* _Records from a dataset_:
>> BEGIN

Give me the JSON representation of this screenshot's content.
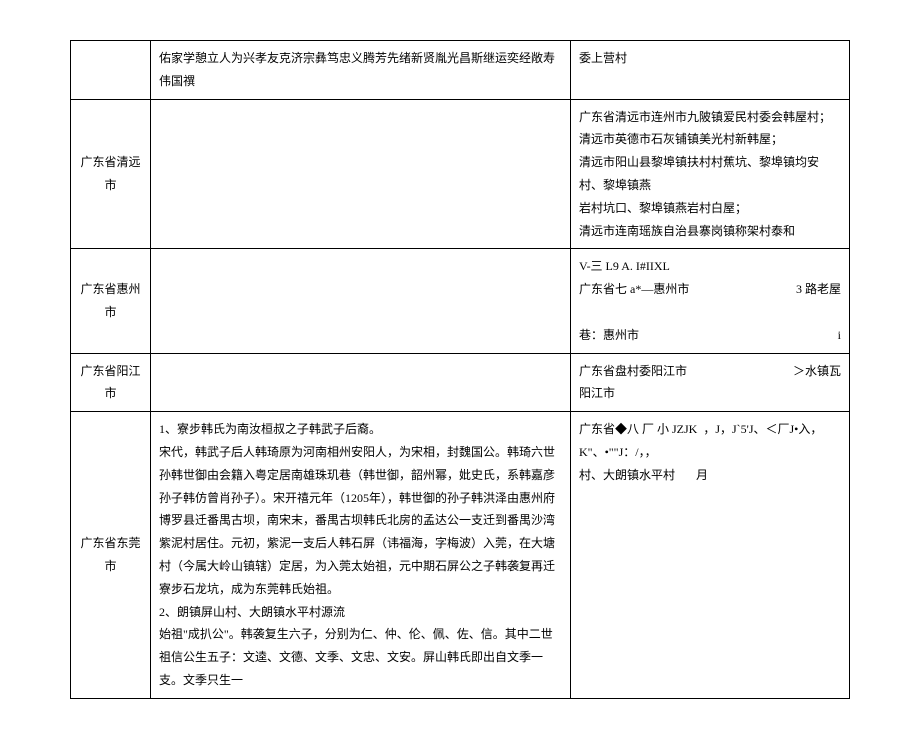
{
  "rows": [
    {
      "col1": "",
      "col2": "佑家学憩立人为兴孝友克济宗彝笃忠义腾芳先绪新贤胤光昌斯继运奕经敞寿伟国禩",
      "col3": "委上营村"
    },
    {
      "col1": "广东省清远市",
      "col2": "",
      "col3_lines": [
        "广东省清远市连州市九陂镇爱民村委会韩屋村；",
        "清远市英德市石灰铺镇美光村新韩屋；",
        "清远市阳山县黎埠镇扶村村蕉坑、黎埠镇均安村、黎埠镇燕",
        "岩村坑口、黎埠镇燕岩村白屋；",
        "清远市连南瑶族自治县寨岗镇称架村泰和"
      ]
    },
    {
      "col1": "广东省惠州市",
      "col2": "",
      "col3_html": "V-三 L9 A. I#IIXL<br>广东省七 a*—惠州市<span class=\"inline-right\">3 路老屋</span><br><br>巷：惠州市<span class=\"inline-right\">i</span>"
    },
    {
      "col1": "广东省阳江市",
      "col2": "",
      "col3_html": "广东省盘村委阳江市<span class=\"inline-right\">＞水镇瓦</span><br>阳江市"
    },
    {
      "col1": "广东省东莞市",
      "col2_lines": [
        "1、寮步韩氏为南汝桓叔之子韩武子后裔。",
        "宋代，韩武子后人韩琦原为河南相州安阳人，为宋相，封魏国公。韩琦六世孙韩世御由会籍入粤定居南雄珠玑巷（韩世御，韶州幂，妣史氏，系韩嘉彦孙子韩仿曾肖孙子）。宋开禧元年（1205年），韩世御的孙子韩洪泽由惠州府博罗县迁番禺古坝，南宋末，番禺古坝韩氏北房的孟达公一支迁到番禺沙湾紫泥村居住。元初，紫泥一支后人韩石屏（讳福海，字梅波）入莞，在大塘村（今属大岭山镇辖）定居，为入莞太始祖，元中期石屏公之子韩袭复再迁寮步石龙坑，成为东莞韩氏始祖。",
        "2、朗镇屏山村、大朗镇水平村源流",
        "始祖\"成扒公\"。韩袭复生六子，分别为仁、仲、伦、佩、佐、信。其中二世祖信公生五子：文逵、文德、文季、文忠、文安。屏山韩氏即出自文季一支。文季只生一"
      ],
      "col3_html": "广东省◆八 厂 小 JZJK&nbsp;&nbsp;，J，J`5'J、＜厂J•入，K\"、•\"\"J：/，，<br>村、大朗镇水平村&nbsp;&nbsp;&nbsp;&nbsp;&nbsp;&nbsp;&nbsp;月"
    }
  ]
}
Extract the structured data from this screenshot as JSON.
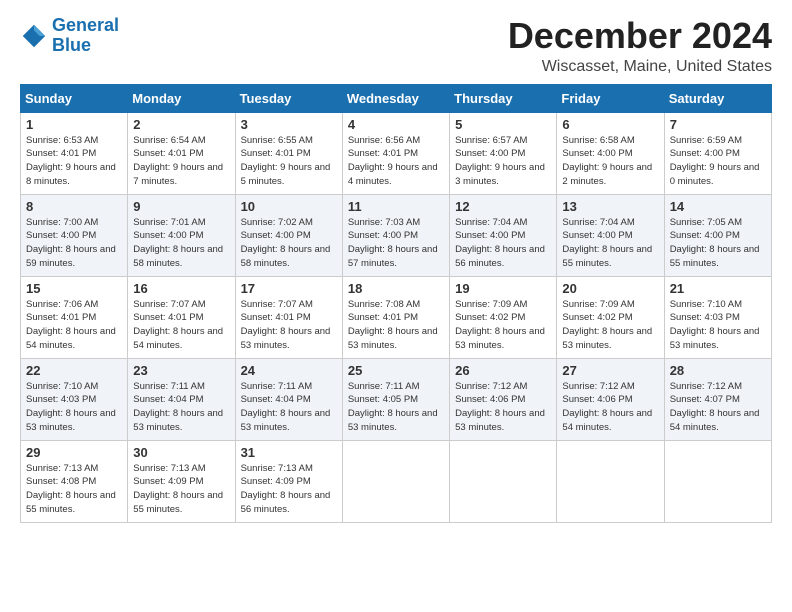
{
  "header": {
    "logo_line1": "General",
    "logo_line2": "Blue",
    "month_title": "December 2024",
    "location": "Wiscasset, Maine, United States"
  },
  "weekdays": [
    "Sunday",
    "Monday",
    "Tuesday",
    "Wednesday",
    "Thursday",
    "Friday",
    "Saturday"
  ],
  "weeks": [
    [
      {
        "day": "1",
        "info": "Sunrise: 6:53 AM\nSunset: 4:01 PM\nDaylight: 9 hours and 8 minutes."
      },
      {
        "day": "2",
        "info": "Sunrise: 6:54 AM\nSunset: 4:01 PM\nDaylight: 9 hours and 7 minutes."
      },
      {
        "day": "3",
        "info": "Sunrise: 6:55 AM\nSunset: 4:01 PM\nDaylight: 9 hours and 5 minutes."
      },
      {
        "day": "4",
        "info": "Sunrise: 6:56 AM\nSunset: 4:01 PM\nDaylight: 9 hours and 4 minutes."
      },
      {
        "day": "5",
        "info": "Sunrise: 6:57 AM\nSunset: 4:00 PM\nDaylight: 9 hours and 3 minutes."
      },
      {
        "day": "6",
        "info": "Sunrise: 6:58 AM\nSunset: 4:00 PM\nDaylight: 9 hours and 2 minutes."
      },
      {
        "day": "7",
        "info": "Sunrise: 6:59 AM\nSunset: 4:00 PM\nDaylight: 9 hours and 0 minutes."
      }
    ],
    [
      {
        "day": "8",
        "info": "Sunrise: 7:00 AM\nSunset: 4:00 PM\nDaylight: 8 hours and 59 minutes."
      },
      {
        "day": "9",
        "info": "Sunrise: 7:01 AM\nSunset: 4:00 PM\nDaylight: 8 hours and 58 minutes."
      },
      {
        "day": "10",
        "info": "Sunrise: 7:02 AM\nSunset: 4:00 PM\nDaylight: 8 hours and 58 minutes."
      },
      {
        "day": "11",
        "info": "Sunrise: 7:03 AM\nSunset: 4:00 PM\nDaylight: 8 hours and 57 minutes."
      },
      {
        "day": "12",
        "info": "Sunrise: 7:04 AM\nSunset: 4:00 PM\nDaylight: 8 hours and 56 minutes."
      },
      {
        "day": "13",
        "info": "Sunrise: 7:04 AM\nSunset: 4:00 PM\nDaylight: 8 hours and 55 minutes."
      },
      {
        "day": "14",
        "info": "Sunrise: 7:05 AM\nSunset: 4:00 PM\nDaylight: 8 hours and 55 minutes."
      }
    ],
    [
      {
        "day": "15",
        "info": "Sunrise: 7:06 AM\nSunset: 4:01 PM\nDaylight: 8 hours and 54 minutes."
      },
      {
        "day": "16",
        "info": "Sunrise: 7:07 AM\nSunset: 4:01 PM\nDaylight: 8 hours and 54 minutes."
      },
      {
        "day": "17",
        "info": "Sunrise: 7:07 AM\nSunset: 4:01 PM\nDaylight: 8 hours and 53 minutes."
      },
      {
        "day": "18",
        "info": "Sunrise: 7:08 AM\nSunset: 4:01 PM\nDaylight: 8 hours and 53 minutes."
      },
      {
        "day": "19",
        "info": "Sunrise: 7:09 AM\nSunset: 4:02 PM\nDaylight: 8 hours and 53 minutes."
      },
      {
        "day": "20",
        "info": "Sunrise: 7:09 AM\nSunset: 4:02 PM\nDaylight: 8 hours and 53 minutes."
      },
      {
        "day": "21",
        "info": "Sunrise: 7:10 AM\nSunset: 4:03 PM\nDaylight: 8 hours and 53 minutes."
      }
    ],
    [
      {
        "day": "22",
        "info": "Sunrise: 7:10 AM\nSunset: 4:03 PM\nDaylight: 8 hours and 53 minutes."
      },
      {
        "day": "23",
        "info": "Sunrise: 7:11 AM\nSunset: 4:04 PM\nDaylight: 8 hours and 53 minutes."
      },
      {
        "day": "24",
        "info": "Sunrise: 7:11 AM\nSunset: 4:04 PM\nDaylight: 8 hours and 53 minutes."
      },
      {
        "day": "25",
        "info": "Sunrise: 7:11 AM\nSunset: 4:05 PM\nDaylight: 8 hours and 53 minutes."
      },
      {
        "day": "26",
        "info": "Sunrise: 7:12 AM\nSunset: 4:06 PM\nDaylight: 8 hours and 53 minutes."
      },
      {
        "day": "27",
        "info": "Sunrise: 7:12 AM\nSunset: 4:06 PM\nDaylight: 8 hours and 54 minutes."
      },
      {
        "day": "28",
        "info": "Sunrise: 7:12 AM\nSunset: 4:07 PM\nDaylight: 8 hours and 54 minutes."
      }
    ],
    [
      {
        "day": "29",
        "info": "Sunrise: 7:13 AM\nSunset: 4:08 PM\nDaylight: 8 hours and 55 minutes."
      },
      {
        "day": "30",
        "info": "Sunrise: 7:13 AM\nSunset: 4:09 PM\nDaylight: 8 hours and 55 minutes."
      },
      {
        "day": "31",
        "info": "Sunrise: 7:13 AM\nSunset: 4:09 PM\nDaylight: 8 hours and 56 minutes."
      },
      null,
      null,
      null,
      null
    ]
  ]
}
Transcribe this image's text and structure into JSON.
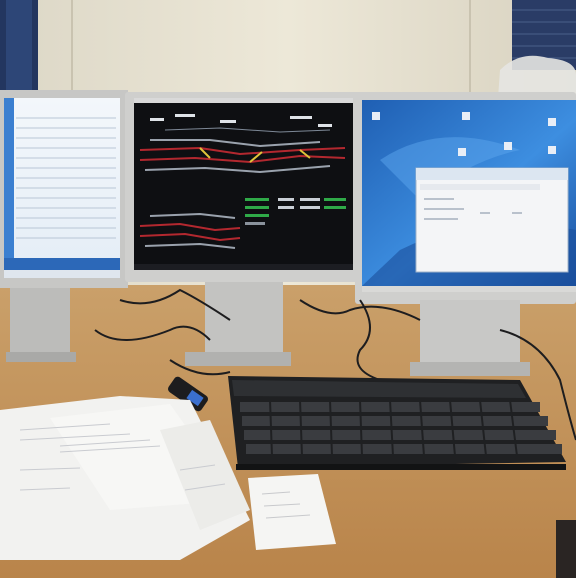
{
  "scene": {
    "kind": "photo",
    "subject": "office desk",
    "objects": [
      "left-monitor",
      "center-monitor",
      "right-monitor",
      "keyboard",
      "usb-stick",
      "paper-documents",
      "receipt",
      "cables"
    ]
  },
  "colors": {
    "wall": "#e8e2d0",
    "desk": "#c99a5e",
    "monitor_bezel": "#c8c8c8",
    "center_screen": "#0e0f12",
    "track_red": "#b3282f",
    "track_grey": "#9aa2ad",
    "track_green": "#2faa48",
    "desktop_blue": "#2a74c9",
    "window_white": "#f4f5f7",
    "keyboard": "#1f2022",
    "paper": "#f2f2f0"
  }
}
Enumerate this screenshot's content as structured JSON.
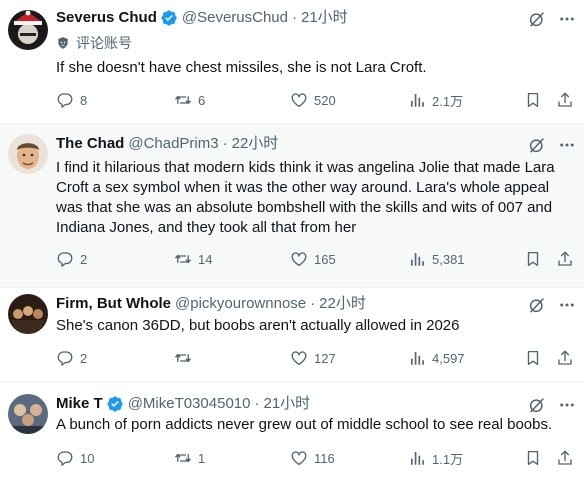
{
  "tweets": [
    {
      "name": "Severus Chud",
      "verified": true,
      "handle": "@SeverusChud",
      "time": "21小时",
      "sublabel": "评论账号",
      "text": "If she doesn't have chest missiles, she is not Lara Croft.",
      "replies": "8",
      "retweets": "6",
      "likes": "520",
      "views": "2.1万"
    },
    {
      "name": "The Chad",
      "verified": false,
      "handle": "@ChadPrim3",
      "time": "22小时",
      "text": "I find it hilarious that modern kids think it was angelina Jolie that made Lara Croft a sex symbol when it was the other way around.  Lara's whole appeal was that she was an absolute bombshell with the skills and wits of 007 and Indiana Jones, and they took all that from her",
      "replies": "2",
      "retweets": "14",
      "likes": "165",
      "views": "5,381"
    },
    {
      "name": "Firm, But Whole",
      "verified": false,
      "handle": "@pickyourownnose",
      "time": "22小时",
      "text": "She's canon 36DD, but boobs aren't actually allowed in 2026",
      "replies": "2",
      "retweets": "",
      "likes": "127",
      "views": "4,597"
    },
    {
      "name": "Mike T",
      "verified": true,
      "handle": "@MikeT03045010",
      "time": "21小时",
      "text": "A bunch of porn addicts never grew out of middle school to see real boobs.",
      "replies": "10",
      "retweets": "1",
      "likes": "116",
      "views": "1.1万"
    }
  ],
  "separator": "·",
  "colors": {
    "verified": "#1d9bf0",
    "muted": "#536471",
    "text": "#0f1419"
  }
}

>> END

* _Task to complete_:
Copy out all lines from the material above that contain the string "replies".

* _Exercise result_:
      "replies": "8",
      "replies": "2",
      "replies": "2",
      "replies": "10",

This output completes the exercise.